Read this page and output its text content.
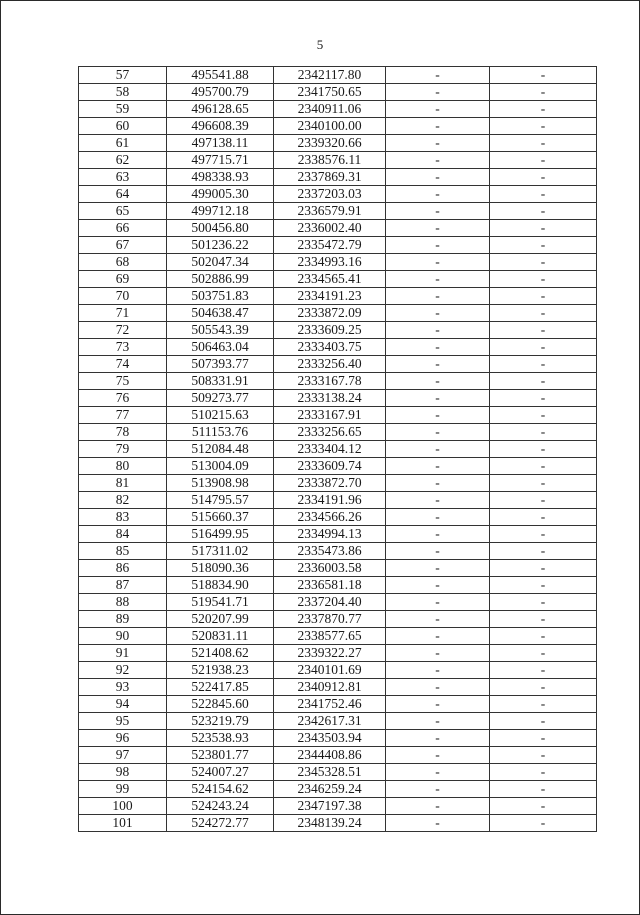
5
57	495541.88	2342117.80	-	-
58	495700.79	2341750.65	-	-
59	496128.65	2340911.06	-	-
60	496608.39	2340100.00	-	-
61	497138.11	2339320.66	-	-
62	497715.71	2338576.11	-	-
63	498338.93	2337869.31	-	-
64	499005.30	2337203.03	-	-
65	499712.18	2336579.91	-	-
66	500456.80	2336002.40	-	-
67	501236.22	2335472.79	-	-
68	502047.34	2334993.16	-	-
69	502886.99	2334565.41	-	-
70	503751.83	2334191.23	-	-
71	504638.47	2333872.09	-	-
72	505543.39	2333609.25	-	-
73	506463.04	2333403.75	-	-
74	507393.77	2333256.40	-	-
75	508331.91	2333167.78	-	-
76	509273.77	2333138.24	-	-
77	510215.63	2333167.91	-	-
78	511153.76	2333256.65	-	-
79	512084.48	2333404.12	-	-
80	513004.09	2333609.74	-	-
81	513908.98	2333872.70	-	-
82	514795.57	2334191.96	-	-
83	515660.37	2334566.26	-	-
84	516499.95	2334994.13	-	-
85	517311.02	2335473.86	-	-
86	518090.36	2336003.58	-	-
87	518834.90	2336581.18	-	-
88	519541.71	2337204.40	-	-
89	520207.99	2337870.77	-	-
90	520831.11	2338577.65	-	-
91	521408.62	2339322.27	-	-
92	521938.23	2340101.69	-	-
93	522417.85	2340912.81	-	-
94	522845.60	2341752.46	-	-
95	523219.79	2342617.31	-	-
96	523538.93	2343503.94	-	-
97	523801.77	2344408.86	-	-
98	524007.27	2345328.51	-	-
99	524154.62	2346259.24	-	-
100	524243.24	2347197.38	-	-
101	524272.77	2348139.24	-	-
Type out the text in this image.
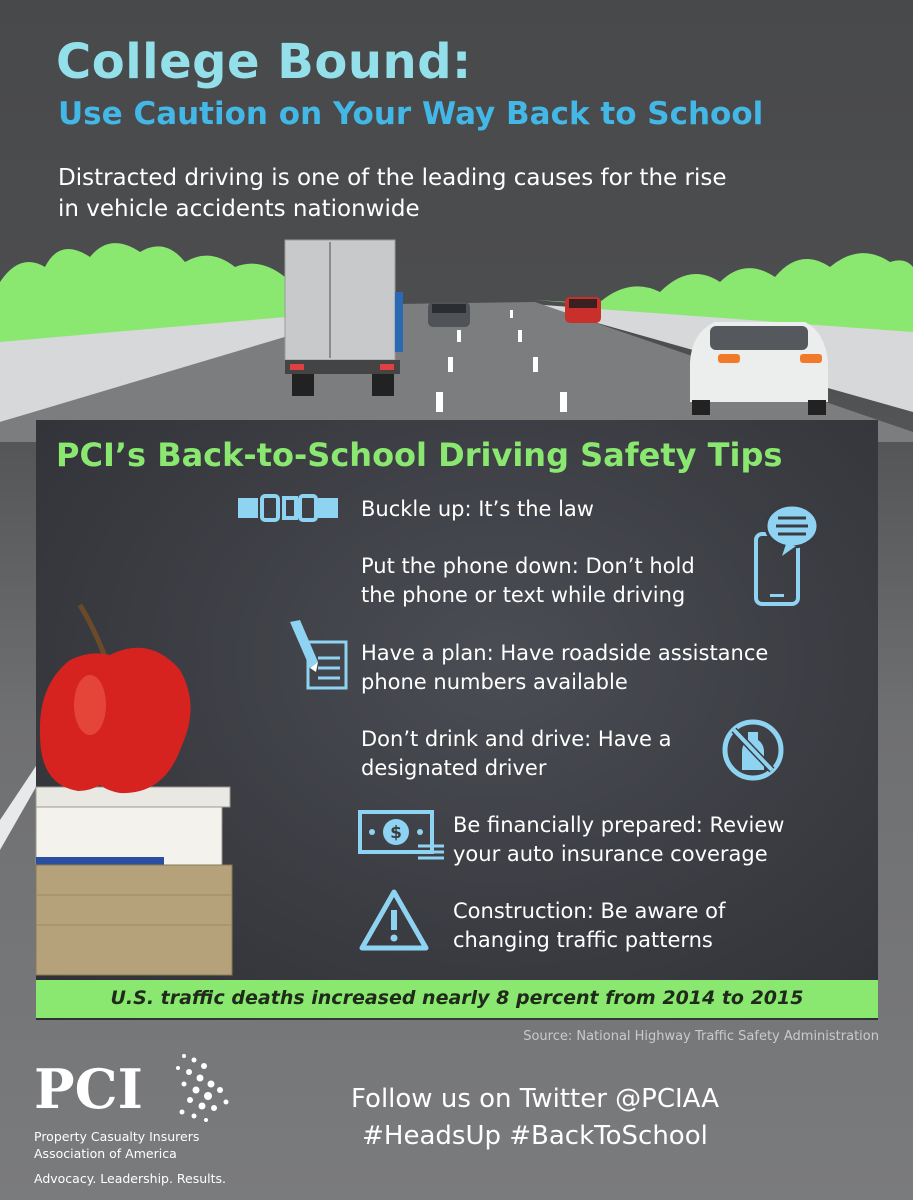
College Bound:
Use Caution on Your Way Back to School
Distracted driving is one of the leading causes for the rise
in vehicle accidents nationwide
PCI’s Back-to-School Driving Safety Tips
Buckle up: It’s the law
Put the phone down: Don’t hold
the phone or text while driving
Have a plan: Have roadside assistance
phone numbers available
Don’t drink and drive: Have a
designated driver
$ Be financially prepared: Review
your auto insurance coverage
Construction: Be aware of
changing traffic patterns
U.S. traffic deaths increased nearly 8 percent from 2014 to 2015
Source: National Highway Traffic Safety Administration
PCI
Property Casualty Insurers
Association of America
Advocacy. Leadership. Results.
Follow us on Twitter @PCIAA
#HeadsUp #BackToSchool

Problem statement:
Copy out all of the data word for word. Do not carry over any picture.

Output of the exercise:
Read this page and output its text content.
5
57	495541.88	2342117.80	-	-
58	495700.79	2341750.65	-	-
59	496128.65	2340911.06	-	-
60	496608.39	2340100.00	-	-
61	497138.11	2339320.66	-	-
62	497715.71	2338576.11	-	-
63	498338.93	2337869.31	-	-
64	499005.30	2337203.03	-	-
65	499712.18	2336579.91	-	-
66	500456.80	2336002.40	-	-
67	501236.22	2335472.79	-	-
68	502047.34	2334993.16	-	-
69	502886.99	2334565.41	-	-
70	503751.83	2334191.23	-	-
71	504638.47	2333872.09	-	-
72	505543.39	2333609.25	-	-
73	506463.04	2333403.75	-	-
74	507393.77	2333256.40	-	-
75	508331.91	2333167.78	-	-
76	509273.77	2333138.24	-	-
77	510215.63	2333167.91	-	-
78	511153.76	2333256.65	-	-
79	512084.48	2333404.12	-	-
80	513004.09	2333609.74	-	-
81	513908.98	2333872.70	-	-
82	514795.57	2334191.96	-	-
83	515660.37	2334566.26	-	-
84	516499.95	2334994.13	-	-
85	517311.02	2335473.86	-	-
86	518090.36	2336003.58	-	-
87	518834.90	2336581.18	-	-
88	519541.71	2337204.40	-	-
89	520207.99	2337870.77	-	-
90	520831.11	2338577.65	-	-
91	521408.62	2339322.27	-	-
92	521938.23	2340101.69	-	-
93	522417.85	2340912.81	-	-
94	522845.60	2341752.46	-	-
95	523219.79	2342617.31	-	-
96	523538.93	2343503.94	-	-
97	523801.77	2344408.86	-	-
98	524007.27	2345328.51	-	-
99	524154.62	2346259.24	-	-
100	524243.24	2347197.38	-	-
101	524272.77	2348139.24	-	-
Type out the text in this image.
College Bound:
Use Caution on Your Way Back to School
Distracted driving is one of the leading causes for the rise
in vehicle accidents nationwide
PCI’s Back-to-School Driving Safety Tips
Buckle up: It’s the law
Put the phone down: Don’t hold
the phone or text while driving
Have a plan: Have roadside assistance
phone numbers available
Don’t drink and drive: Have a
designated driver
$ Be financially prepared: Review
your auto insurance coverage
Construction: Be aware of
changing traffic patterns
U.S. traffic deaths increased nearly 8 percent from 2014 to 2015
Source: National Highway Traffic Safety Administration
PCI
Property Casualty Insurers
Association of America
Advocacy. Leadership. Results.
Follow us on Twitter @PCIAA
#HeadsUp #BackToSchool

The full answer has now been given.